• The request
Rewrite every entry below, replacing each instance of "bounding box" with "enclosing rectangle" and leaving everything else unchanged. Omit the pictures.

• Stored rows
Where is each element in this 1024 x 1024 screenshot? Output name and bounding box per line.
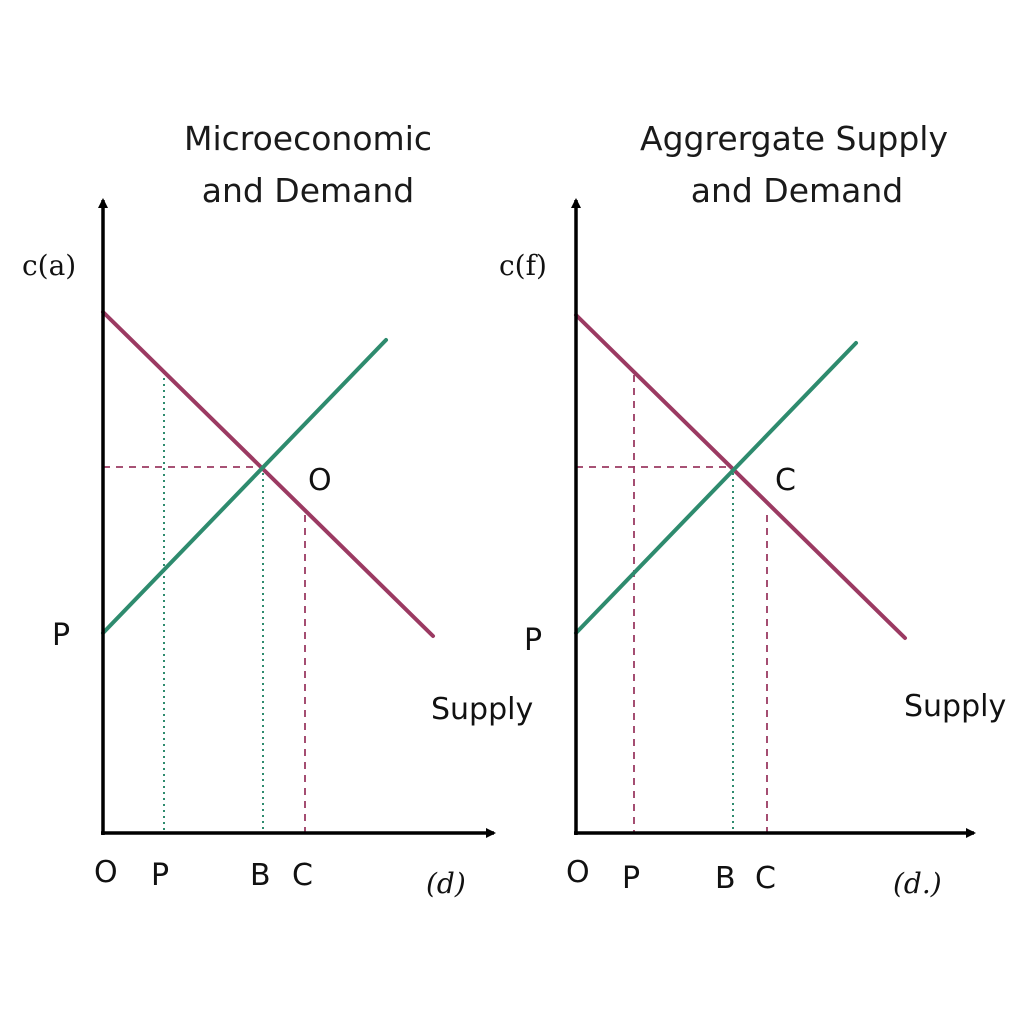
panel-left-x-axis-label: (d): [426, 867, 466, 900]
panel-right-y-intercept-label: P: [524, 623, 542, 658]
panel-right: Aggrergate Supply and Demand c(f) (d.) P…: [499, 119, 1006, 900]
panel-right-supply-curve: [574, 341, 858, 635]
panel-left-supply-label: Supply: [431, 692, 533, 727]
panel-left-x-tick-label-b: B: [250, 858, 271, 893]
panel-left-x-tick-label-c: C: [292, 858, 313, 893]
panel-right-supply-label: Supply: [904, 689, 1006, 724]
panel-left-y-axis-label: c(a): [22, 249, 76, 282]
panel-right-x-tick-label-p: P: [622, 861, 640, 896]
panel-right-y-axis-label: c(f): [499, 249, 547, 282]
panel-right-x-tick-label-c: C: [755, 861, 776, 896]
panel-left-title-line2: and Demand: [202, 171, 415, 210]
panel-left-equilibrium-label: O: [308, 463, 332, 498]
panel-right-title-line1: Aggrergate Supply: [640, 119, 948, 158]
panel-left-title-line1: Microeconomic: [184, 119, 432, 158]
panel-left: Microeconomic and Demand c(a) (d) P O Su…: [22, 119, 533, 900]
panel-right-origin-label: O: [566, 855, 590, 890]
panel-left-demand-curve: [101, 310, 435, 638]
panel-right-x-axis-label: (d.): [893, 867, 942, 900]
panel-right-equilibrium-label: C: [775, 463, 796, 498]
panel-left-x-tick-label-p: P: [151, 858, 169, 893]
panel-left-supply-curve: [101, 338, 388, 635]
panel-right-demand-curve: [574, 313, 907, 640]
panel-right-title-line2: and Demand: [691, 171, 904, 210]
panel-right-x-tick-label-b: B: [715, 861, 736, 896]
panel-left-y-intercept-label: P: [52, 618, 70, 653]
panel-left-origin-label: O: [94, 855, 118, 890]
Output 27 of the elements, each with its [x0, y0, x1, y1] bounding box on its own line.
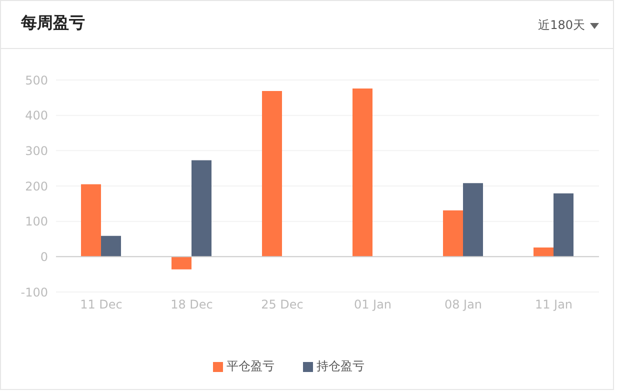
bar	[81, 184, 101, 257]
bar	[443, 210, 463, 257]
x-tick-label: 11 Jan	[534, 298, 573, 312]
bar	[463, 183, 483, 257]
bar	[192, 160, 212, 257]
bar	[101, 236, 121, 257]
y-tick-label: 200	[25, 179, 48, 194]
chart-title: 每周盈亏	[21, 13, 85, 34]
y-tick-label: 400	[25, 108, 48, 123]
x-tick-label: 25 Dec	[261, 298, 304, 312]
x-tick-label: 08 Jan	[444, 298, 482, 312]
legend-label: 平仓盈亏	[226, 359, 274, 373]
bar	[554, 193, 574, 257]
bar	[262, 90, 282, 257]
bar	[352, 88, 372, 257]
y-tick-label: 500	[25, 73, 48, 88]
y-tick-label: 0	[40, 250, 48, 264]
text: 近180天	[538, 17, 585, 34]
bar	[534, 247, 554, 257]
y-tick-label: -100	[20, 285, 48, 300]
x-tick-label: 11 Dec	[80, 298, 122, 312]
x-tick-label: 18 Dec	[170, 298, 213, 312]
y-tick-label: 100	[25, 214, 48, 229]
y-tick-label: 300	[25, 144, 48, 158]
legend-label: 持仓盈亏	[316, 359, 364, 373]
bar	[172, 256, 192, 270]
x-tick-label: 01 Jan	[354, 298, 392, 312]
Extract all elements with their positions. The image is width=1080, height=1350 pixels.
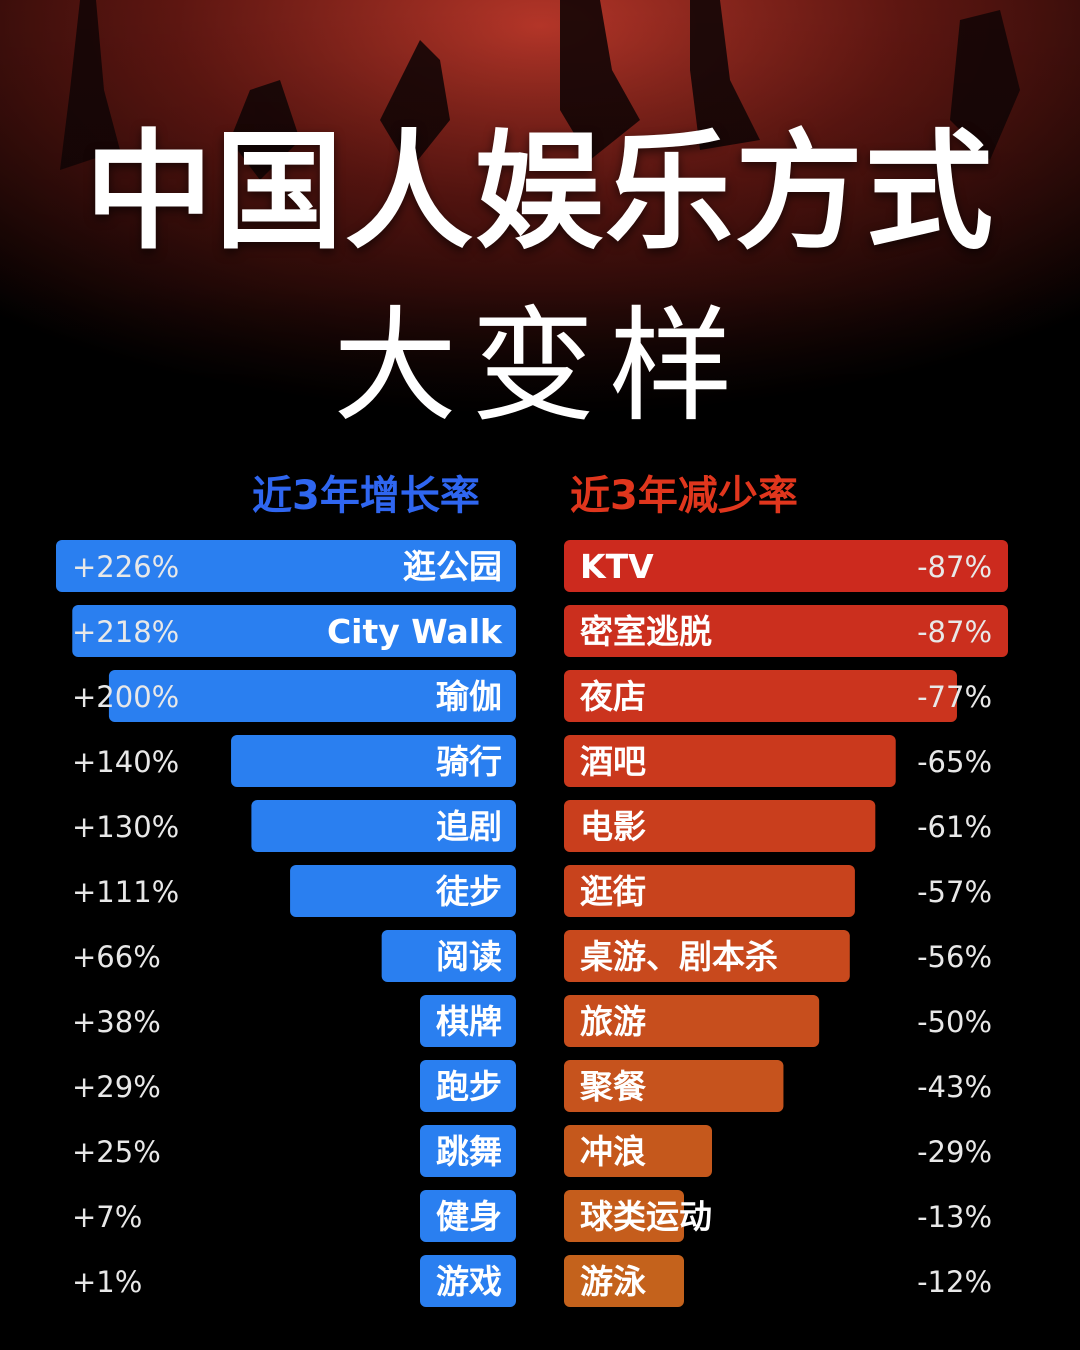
page-subtitle: 大变样 (332, 295, 747, 439)
decline-category-label: 球类运动 (580, 1197, 712, 1236)
decline-category-label: 游泳 (580, 1262, 646, 1301)
growth-value-label: +200% (72, 680, 179, 714)
growth-chart-title: 近3年增长率 (252, 473, 480, 519)
decline-bar (564, 540, 1008, 592)
growth-bar (420, 1060, 516, 1112)
decline-chart-title: 近3年减少率 (570, 473, 798, 519)
decline-category-label: 夜店 (579, 677, 646, 716)
growth-value-label: +1% (72, 1265, 142, 1299)
growth-value-label: +29% (72, 1070, 161, 1104)
decline-value-label: -87% (917, 550, 992, 584)
decline-value-label: -87% (917, 615, 992, 649)
decline-value-label: -13% (917, 1200, 992, 1234)
decline-value-label: -77% (917, 680, 992, 714)
decline-value-label: -12% (917, 1265, 992, 1299)
decline-bar (564, 670, 957, 722)
decline-category-label: 桌游、剧本杀 (580, 937, 778, 976)
decline-value-label: -65% (917, 745, 992, 779)
concert-crowd-background (0, 0, 1080, 520)
growth-category-label: 追剧 (436, 807, 502, 846)
decline-value-label: -29% (917, 1135, 992, 1169)
decline-bar (564, 865, 855, 917)
decline-category-label: 密室逃脱 (580, 612, 712, 651)
growth-value-label: +226% (72, 550, 179, 584)
decline-category-label: 电影 (580, 807, 646, 846)
decline-bar (564, 1060, 784, 1112)
growth-value-label: +7% (72, 1200, 142, 1234)
decline-value-label: -50% (917, 1005, 992, 1039)
growth-category-label: 健身 (436, 1197, 502, 1236)
growth-category-label: 徒步 (435, 872, 502, 911)
growth-category-label: 骑行 (436, 742, 502, 781)
growth-value-label: +140% (72, 745, 179, 779)
growth-bar (381, 930, 516, 982)
decline-category-label: 冲浪 (580, 1132, 646, 1171)
growth-value-label: +38% (72, 1005, 161, 1039)
growth-bar (108, 670, 517, 722)
growth-bar (420, 1255, 516, 1307)
growth-category-label: 游戏 (436, 1262, 502, 1301)
growth-bar (290, 865, 516, 917)
growth-value-label: +25% (72, 1135, 161, 1169)
decline-value-label: -56% (917, 940, 992, 974)
decline-bar (564, 1190, 684, 1242)
decline-category-label: 旅游 (580, 1002, 646, 1041)
page-title: 中国人娱乐方式 (84, 118, 995, 267)
decline-value-label: -61% (917, 810, 992, 844)
decline-category-label: 酒吧 (580, 742, 646, 781)
decline-bar (564, 995, 820, 1047)
decline-category-label: 逛街 (580, 872, 646, 911)
growth-value-label: +66% (72, 940, 161, 974)
growth-bar (231, 735, 516, 787)
decline-value-label: -57% (917, 875, 992, 909)
growth-category-label: 跑步 (436, 1067, 502, 1106)
decline-bar (564, 1125, 712, 1177)
growth-value-label: +218% (72, 615, 179, 649)
growth-category-label: City Walk (327, 612, 503, 651)
growth-category-label: 棋牌 (436, 1002, 502, 1041)
growth-bar (420, 1125, 516, 1177)
decline-bar (564, 735, 896, 787)
growth-category-label: 瑜伽 (436, 677, 502, 716)
growth-category-label: 阅读 (436, 937, 502, 976)
growth-bar (251, 800, 516, 852)
decline-bar (564, 930, 850, 982)
growth-value-label: +111% (72, 875, 179, 909)
growth-bar (72, 605, 516, 657)
decline-category-label: 聚餐 (579, 1067, 647, 1106)
growth-bar (56, 540, 516, 592)
decline-value-label: -43% (917, 1070, 992, 1104)
decline-bar (564, 1255, 684, 1307)
growth-value-label: +130% (72, 810, 179, 844)
growth-category-label: 逛公园 (403, 547, 502, 586)
growth-bar (420, 995, 516, 1047)
growth-bar (420, 1190, 516, 1242)
growth-category-label: 跳舞 (436, 1132, 502, 1171)
decline-bar (564, 605, 1008, 657)
decline-bar (564, 800, 876, 852)
decline-category-label: KTV (580, 547, 654, 586)
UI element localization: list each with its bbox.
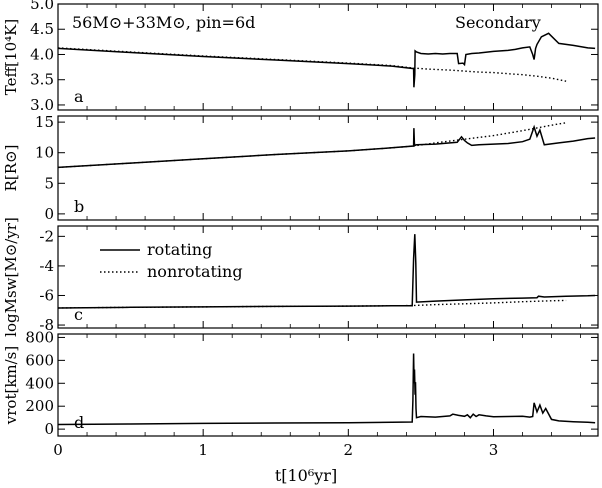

• Answer to the problem
Where is each element in this 1024 x 1024 screenshot? Output name and enclosing rectangle per line.
panel-left-x-axis-label: (d): [426, 867, 466, 900]
panel-right-y-intercept-label: P: [524, 623, 542, 658]
panel-right: Aggrergate Supply and Demand c(f) (d.) P…: [499, 119, 1006, 900]
panel-right-supply-curve: [574, 341, 858, 635]
panel-left-supply-label: Supply: [431, 692, 533, 727]
panel-left-x-tick-label-b: B: [250, 858, 271, 893]
panel-left-x-tick-label-c: C: [292, 858, 313, 893]
panel-right-supply-label: Supply: [904, 689, 1006, 724]
panel-left-y-axis-label: c(a): [22, 249, 76, 282]
panel-right-x-tick-label-p: P: [622, 861, 640, 896]
panel-right-y-axis-label: c(f): [499, 249, 547, 282]
panel-right-x-tick-label-c: C: [755, 861, 776, 896]
panel-left-title-line2: and Demand: [202, 171, 415, 210]
panel-left-equilibrium-label: O: [308, 463, 332, 498]
panel-right-title-line1: Aggrergate Supply: [640, 119, 948, 158]
panel-left-title-line1: Microeconomic: [184, 119, 432, 158]
panel-left: Microeconomic and Demand c(a) (d) P O Su…: [22, 119, 533, 900]
panel-right-origin-label: O: [566, 855, 590, 890]
panel-left-demand-curve: [101, 310, 435, 638]
panel-right-x-axis-label: (d.): [893, 867, 942, 900]
panel-right-equilibrium-label: C: [775, 463, 796, 498]
panel-left-x-tick-label-p: P: [151, 858, 169, 893]
panel-left-supply-curve: [101, 338, 388, 635]
panel-right-demand-curve: [574, 313, 907, 640]
panel-right-title-line2: and Demand: [691, 171, 904, 210]
panel-right-x-tick-label-b: B: [715, 861, 736, 896]
panel-left-y-intercept-label: P: [52, 618, 70, 653]
panel-left-origin-label: O: [94, 855, 118, 890]
Output 27 of the elements, each with its [x0, y0, x1, y1] enclosing rectangle on its own line.
bar	[81, 184, 101, 257]
bar	[443, 210, 463, 257]
x-tick-label: 11 Jan	[534, 298, 573, 312]
bar	[463, 183, 483, 257]
bar	[192, 160, 212, 257]
bar	[101, 236, 121, 257]
y-tick-label: 200	[25, 179, 48, 194]
chart-title: 每周盈亏	[21, 13, 85, 34]
y-tick-label: 400	[25, 108, 48, 123]
x-tick-label: 25 Dec	[261, 298, 304, 312]
x-tick-label: 08 Jan	[444, 298, 482, 312]
legend-label: 平仓盈亏	[226, 359, 274, 373]
bar	[554, 193, 574, 257]
bar	[262, 90, 282, 257]
bar	[352, 88, 372, 257]
y-tick-label: 500	[25, 73, 48, 88]
y-tick-label: 0	[40, 250, 48, 264]
text: 近180天	[538, 17, 585, 34]
bar	[534, 247, 554, 257]
y-tick-label: -100	[20, 285, 48, 300]
x-tick-label: 11 Dec	[80, 298, 122, 312]
x-tick-label: 18 Dec	[170, 298, 213, 312]
y-tick-label: 100	[25, 214, 48, 229]
y-tick-label: 300	[25, 144, 48, 158]
legend-label: 持仓盈亏	[316, 359, 364, 373]
bar	[172, 256, 192, 270]
x-tick-label: 01 Jan	[354, 298, 392, 312]
Extract all elements with their positions. The image is width=1080, height=1350 pixels.
page-subtitle: 大变样 (332, 295, 747, 439)
decline-category-label: 球类运动 (580, 1197, 712, 1236)
decline-category-label: 游泳 (580, 1262, 646, 1301)
growth-value-label: +200% (72, 680, 179, 714)
growth-chart-title: 近3年增长率 (252, 473, 480, 519)
decline-bar (564, 540, 1008, 592)
growth-bar (420, 1060, 516, 1112)
decline-chart-title: 近3年减少率 (570, 473, 798, 519)
decline-category-label: 夜店 (579, 677, 646, 716)
growth-value-label: +1% (72, 1265, 142, 1299)
growth-value-label: +29% (72, 1070, 161, 1104)
decline-value-label: -87% (917, 550, 992, 584)
decline-value-label: -87% (917, 615, 992, 649)
decline-value-label: -13% (917, 1200, 992, 1234)
decline-value-label: -77% (917, 680, 992, 714)
decline-value-label: -12% (917, 1265, 992, 1299)
decline-bar (564, 670, 957, 722)
decline-category-label: 桌游、剧本杀 (580, 937, 778, 976)
decline-value-label: -65% (917, 745, 992, 779)
concert-crowd-background (0, 0, 1080, 520)
growth-category-label: 追剧 (436, 807, 502, 846)
decline-value-label: -29% (917, 1135, 992, 1169)
decline-bar (564, 865, 855, 917)
decline-category-label: 密室逃脱 (580, 612, 712, 651)
growth-value-label: +226% (72, 550, 179, 584)
decline-category-label: 电影 (580, 807, 646, 846)
decline-bar (564, 1060, 784, 1112)
growth-value-label: +7% (72, 1200, 142, 1234)
decline-value-label: -50% (917, 1005, 992, 1039)
growth-category-label: 健身 (436, 1197, 502, 1236)
growth-category-label: 徒步 (435, 872, 502, 911)
growth-category-label: 骑行 (436, 742, 502, 781)
growth-value-label: +140% (72, 745, 179, 779)
growth-bar (381, 930, 516, 982)
decline-category-label: 冲浪 (580, 1132, 646, 1171)
growth-value-label: +38% (72, 1005, 161, 1039)
growth-bar (108, 670, 517, 722)
growth-bar (420, 1255, 516, 1307)
growth-category-label: 游戏 (436, 1262, 502, 1301)
growth-bar (290, 865, 516, 917)
growth-value-label: +25% (72, 1135, 161, 1169)
decline-value-label: -56% (917, 940, 992, 974)
decline-bar (564, 1190, 684, 1242)
decline-category-label: 旅游 (580, 1002, 646, 1041)
page-title: 中国人娱乐方式 (84, 118, 995, 267)
decline-value-label: -61% (917, 810, 992, 844)
decline-category-label: 酒吧 (580, 742, 646, 781)
decline-bar (564, 995, 820, 1047)
decline-category-label: 逛街 (580, 872, 646, 911)
growth-value-label: +66% (72, 940, 161, 974)
growth-bar (231, 735, 516, 787)
decline-value-label: -57% (917, 875, 992, 909)
growth-category-label: 跑步 (436, 1067, 502, 1106)
decline-bar (564, 1125, 712, 1177)
growth-value-label: +218% (72, 615, 179, 649)
growth-category-label: City Walk (327, 612, 503, 651)
growth-category-label: 棋牌 (436, 1002, 502, 1041)
growth-bar (420, 1125, 516, 1177)
decline-bar (564, 735, 896, 787)
growth-category-label: 瑜伽 (436, 677, 502, 716)
growth-category-label: 阅读 (436, 937, 502, 976)
growth-bar (251, 800, 516, 852)
decline-bar (564, 930, 850, 982)
growth-value-label: +111% (72, 875, 179, 909)
growth-bar (72, 605, 516, 657)
decline-category-label: 聚餐 (579, 1067, 647, 1106)
growth-bar (56, 540, 516, 592)
decline-value-label: -43% (917, 1070, 992, 1104)
decline-bar (564, 1255, 684, 1307)
growth-value-label: +130% (72, 810, 179, 844)
growth-category-label: 逛公园 (403, 547, 502, 586)
growth-bar (420, 995, 516, 1047)
growth-bar (420, 1190, 516, 1242)
growth-category-label: 跳舞 (436, 1132, 502, 1171)
decline-bar (564, 605, 1008, 657)
decline-bar (564, 800, 876, 852)
decline-category-label: KTV (580, 547, 654, 586)
UI element localization: list each with its bbox.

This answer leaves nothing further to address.